**Task description:**
Go through the data below and gather each line containing "this".

--- BEGIN ---

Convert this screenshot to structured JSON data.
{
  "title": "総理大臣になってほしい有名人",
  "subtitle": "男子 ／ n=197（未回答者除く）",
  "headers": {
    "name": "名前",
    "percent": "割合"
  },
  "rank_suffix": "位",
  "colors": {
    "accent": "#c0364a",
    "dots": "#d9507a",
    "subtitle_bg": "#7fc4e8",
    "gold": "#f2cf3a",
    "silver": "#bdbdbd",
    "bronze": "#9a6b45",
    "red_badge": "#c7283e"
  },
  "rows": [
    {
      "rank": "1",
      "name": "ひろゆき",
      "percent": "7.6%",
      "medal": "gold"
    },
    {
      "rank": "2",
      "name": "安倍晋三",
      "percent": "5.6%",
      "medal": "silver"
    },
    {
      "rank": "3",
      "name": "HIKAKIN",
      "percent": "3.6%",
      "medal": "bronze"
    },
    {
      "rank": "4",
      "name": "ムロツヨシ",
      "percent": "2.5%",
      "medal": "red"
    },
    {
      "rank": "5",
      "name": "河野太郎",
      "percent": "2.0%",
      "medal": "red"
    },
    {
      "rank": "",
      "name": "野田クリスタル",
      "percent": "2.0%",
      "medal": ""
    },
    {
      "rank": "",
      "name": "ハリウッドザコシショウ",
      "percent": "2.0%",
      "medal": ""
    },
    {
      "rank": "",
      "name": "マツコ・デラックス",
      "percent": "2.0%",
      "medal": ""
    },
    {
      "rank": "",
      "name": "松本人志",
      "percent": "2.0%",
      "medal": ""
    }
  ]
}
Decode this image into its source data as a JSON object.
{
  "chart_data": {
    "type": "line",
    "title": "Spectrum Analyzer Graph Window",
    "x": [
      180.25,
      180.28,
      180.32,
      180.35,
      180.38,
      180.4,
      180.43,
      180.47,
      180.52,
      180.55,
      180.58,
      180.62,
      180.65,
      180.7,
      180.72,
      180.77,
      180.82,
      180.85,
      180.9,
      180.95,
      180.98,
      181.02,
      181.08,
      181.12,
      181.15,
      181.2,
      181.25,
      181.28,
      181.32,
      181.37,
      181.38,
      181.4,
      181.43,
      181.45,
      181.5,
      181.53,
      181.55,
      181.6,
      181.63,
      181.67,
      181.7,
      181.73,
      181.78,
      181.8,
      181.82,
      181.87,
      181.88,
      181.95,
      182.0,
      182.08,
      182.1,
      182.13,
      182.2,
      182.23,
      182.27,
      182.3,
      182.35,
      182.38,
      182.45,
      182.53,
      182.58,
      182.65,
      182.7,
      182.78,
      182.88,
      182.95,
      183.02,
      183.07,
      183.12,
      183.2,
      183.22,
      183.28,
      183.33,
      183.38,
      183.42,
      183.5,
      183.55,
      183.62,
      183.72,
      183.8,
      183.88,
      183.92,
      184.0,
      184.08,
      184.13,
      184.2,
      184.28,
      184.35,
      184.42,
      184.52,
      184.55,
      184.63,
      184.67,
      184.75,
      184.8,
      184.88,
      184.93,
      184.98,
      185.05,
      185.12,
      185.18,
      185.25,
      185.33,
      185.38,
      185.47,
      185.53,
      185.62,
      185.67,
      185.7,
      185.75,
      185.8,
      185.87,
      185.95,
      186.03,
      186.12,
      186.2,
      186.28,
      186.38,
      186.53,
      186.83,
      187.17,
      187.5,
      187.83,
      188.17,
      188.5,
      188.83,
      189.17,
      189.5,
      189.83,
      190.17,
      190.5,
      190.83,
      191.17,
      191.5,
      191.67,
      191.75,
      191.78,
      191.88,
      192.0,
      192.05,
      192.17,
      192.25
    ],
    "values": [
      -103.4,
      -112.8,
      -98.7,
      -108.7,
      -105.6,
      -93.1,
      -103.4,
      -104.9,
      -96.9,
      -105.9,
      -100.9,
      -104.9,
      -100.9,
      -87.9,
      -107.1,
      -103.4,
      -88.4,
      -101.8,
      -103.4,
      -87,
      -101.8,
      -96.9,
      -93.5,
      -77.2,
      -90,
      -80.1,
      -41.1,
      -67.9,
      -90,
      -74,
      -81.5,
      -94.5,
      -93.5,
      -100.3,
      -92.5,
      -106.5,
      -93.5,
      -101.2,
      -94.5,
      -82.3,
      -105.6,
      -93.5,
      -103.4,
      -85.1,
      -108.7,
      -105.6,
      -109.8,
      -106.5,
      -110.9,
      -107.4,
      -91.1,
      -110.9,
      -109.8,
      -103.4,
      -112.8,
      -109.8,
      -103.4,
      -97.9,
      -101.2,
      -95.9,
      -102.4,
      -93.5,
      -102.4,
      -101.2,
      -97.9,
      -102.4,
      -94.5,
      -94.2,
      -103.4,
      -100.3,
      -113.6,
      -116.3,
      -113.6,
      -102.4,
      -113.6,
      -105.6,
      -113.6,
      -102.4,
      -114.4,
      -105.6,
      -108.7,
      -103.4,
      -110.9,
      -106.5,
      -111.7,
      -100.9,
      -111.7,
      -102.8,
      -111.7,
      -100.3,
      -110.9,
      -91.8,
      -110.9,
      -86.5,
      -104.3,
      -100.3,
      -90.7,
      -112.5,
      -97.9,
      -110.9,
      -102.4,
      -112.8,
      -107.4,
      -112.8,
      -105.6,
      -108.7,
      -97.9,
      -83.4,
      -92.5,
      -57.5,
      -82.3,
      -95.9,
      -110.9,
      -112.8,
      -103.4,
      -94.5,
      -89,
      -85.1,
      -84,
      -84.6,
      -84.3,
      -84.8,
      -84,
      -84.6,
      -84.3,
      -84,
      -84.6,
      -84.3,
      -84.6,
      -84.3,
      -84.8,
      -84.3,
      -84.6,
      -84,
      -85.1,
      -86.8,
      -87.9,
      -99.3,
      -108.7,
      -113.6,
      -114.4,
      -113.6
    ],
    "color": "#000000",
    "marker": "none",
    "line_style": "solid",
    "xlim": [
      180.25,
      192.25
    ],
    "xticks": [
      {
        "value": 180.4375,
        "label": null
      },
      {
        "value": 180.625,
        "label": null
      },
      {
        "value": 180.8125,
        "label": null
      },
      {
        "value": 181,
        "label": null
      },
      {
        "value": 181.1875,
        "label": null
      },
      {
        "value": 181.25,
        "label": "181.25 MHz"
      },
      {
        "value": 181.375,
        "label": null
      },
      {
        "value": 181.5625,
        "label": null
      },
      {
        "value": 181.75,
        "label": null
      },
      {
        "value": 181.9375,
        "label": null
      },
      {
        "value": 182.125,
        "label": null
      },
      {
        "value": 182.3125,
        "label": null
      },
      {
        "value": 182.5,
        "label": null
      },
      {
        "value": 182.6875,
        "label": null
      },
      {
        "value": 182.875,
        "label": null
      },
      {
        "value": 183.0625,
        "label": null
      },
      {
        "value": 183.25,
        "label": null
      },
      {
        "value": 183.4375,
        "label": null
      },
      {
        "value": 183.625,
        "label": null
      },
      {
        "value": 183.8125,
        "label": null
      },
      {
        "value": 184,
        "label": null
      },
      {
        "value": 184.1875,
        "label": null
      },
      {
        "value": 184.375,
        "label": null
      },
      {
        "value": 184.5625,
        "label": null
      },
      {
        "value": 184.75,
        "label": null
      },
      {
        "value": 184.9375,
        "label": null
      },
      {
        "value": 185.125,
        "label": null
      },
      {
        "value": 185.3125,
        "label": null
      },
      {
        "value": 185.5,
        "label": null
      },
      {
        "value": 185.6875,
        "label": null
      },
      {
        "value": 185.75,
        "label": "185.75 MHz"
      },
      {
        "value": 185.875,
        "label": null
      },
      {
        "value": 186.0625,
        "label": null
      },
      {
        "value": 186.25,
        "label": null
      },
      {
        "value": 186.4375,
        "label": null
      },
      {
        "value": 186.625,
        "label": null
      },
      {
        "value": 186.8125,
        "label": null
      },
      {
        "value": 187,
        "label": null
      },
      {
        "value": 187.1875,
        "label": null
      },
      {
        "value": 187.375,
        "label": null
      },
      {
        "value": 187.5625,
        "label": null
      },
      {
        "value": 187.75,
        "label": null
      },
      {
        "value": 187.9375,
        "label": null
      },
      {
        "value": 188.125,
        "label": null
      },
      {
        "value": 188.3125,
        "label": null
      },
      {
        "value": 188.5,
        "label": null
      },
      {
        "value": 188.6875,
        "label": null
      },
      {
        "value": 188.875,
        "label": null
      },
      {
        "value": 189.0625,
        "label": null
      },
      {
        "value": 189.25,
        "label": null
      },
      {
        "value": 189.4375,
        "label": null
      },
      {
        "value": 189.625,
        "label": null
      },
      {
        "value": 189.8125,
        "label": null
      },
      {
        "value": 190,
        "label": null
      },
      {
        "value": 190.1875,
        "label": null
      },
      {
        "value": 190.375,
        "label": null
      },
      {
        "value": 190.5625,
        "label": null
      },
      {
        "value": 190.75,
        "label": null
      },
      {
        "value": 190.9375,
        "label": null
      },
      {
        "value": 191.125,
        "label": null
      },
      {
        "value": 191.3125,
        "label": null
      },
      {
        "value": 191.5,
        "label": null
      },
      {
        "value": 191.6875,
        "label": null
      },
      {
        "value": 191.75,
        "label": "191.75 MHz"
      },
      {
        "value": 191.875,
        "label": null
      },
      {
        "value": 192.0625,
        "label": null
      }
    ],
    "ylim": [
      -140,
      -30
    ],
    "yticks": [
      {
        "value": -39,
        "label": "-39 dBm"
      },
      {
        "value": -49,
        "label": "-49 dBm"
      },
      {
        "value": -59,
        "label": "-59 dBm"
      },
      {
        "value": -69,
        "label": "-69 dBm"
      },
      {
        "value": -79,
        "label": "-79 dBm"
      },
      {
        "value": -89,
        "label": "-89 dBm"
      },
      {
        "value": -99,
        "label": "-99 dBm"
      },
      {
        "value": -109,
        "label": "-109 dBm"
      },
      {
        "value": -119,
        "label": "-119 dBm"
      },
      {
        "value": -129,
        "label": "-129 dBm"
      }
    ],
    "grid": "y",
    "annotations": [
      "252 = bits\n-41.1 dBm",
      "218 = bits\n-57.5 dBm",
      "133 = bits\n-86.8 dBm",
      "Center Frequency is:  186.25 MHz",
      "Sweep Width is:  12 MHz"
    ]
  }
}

--- END ---

**Full solution:**
Convert this screenshot to structured JSON data.
Decode this image into its source data as a JSON object.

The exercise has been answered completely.